**Bloque de texto:**
Esta contienda se renovaba dos, tres, o mas veces por semana, lo cual dependía
como es razonable suponer, de la apetencia de los participantes. Las interrupciones de esta
lucha significaban siempre una desventaja para el atacante, pues en el próximo asedio no
podía recomenzar a hostigar al enemigo en la última posición ocupada. Había que pelear
trinchera por trinchera hasta llegar a disfrutar nuevamente de la plaza anteriormente
conquistada. No era raro que el enemigo, no dispuesto a entregarse muy fácilmente
fortificara sus defensas y librara una batalla de tal magnitud que obligara al retroceso.
Pero en términos generales, el haber llegado a un terreno y ejercido un dominio
sobre el mismo, debilitaba las líneas enemigas, posibilitando el establecimiento de
asentamientos estables.
Si la batalla era tremenda, no por ello arredraba en lo más mínimo a los
contendientes, pues el resultado, tanto como el camino recorrido, justificaba todos los
esfuerzos. Podemos generalizar diciendo que, más tarde o más temprano el enemigo se
rendía para regocijo de ambos.
Estos “juegos de guerra” eran transmitidos de generación en generación y se
enseñaba a cada participante el rol que debía desempeñar; así todo estaba claro como en el
don pirulero, donde “cada cual atiende su juego” y el que no, una prenda tendrá.
Pero este siglo, el último del milenio, está empeñado en romper con esas reglas
claras, o quizás, introducir otras tan transparentes como éstas, pero distintas. De cualquier
manera, los que sufren la transición quedan expuestos a la confusión de estos estados
intermedios.
No se trata aquí de valorar lo positivo o lo negativo de los cambios que se producen.
La nostalgia por el pasado puede impedirnos vivir con plenitud el presente. Lo que
intentamos hacer es un examen de situación para conocer dónde estamos parados. Y
sabemos que en momentos de transición como estos, nos encontramos en terreno sísmico.
Los hombres, quienes tenían que aportar al vínculo heterosexual el asedio constante,
el cortejo explícito, el avance, la iniciativa, el “acoso sexual”, en un lapso muy corto de
tiempo histórico se ven compelidos a jugar otro juego diametralmente opuesto al aprendido.
La iniciativa y el asedio, el avance y el acoso, parten ahora cada vez con más
frecuencia y con mayor energía de aquellas que pertenecen al llamado “sexo débil”. Y
pareciera que esta debilidad se hubiera transformado en vigor y fortaleza.
Dirigir países, ser diputadas, ministras, directores de empresa, profesionales,
conductoras de taxi, desocupadas, árbitros de fútbol, inspectoras de tránsito, futbolistas, no
les es suficiente, también buscan desplazar al hombre en la conquista sexual.
¿Cómo se encuentra el varón de fines de milenio ante esta arremetida femenina?

**Líneas mostradas:**
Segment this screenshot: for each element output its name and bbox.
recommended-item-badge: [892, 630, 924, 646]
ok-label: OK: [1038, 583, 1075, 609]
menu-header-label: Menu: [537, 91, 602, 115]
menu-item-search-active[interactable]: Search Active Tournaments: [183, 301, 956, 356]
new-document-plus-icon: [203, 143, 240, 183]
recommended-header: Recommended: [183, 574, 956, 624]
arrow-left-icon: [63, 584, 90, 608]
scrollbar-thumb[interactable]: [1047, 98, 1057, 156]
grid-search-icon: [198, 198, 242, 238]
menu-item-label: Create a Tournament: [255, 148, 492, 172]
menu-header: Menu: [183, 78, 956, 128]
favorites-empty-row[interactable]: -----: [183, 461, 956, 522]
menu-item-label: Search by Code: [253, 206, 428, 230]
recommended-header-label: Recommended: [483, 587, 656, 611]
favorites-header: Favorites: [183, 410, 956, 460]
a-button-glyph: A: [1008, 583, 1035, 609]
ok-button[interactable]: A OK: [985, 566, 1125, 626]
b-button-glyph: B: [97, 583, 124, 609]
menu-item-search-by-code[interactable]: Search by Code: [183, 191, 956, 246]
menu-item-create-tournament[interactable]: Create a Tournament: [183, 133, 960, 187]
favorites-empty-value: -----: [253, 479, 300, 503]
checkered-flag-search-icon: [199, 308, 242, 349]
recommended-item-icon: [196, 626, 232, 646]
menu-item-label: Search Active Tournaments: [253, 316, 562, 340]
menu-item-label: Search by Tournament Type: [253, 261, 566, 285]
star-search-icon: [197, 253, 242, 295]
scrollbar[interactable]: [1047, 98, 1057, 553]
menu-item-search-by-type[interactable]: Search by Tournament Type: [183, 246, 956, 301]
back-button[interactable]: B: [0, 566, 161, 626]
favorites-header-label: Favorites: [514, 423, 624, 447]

**Requisitos del ejercicio:** Reproduce literalmente el fragmento del texto sobre el cortejo entre hombres y mujeres que comienza en "Esta contienda se" y termina en "obligara al retroceso.".

**Resultado del ejercicio:**
Esta contienda se renovaba dos, tres, o mas veces por semana, lo cual dependía
como es razonable suponer, de la apetencia de los participantes. Las interrupciones de esta
lucha significaban siempre una desventaja para el atacante, pues en el próximo asedio no
podía recomenzar a hostigar al enemigo en la última posición ocupada. Había que pelear
trinchera por trinchera hasta llegar a disfrutar nuevamente de la plaza anteriormente
conquistada. No era raro que el enemigo, no dispuesto a entregarse muy fácilmente
fortificara sus defensas y librara una batalla de tal magnitud que obligara al retroceso.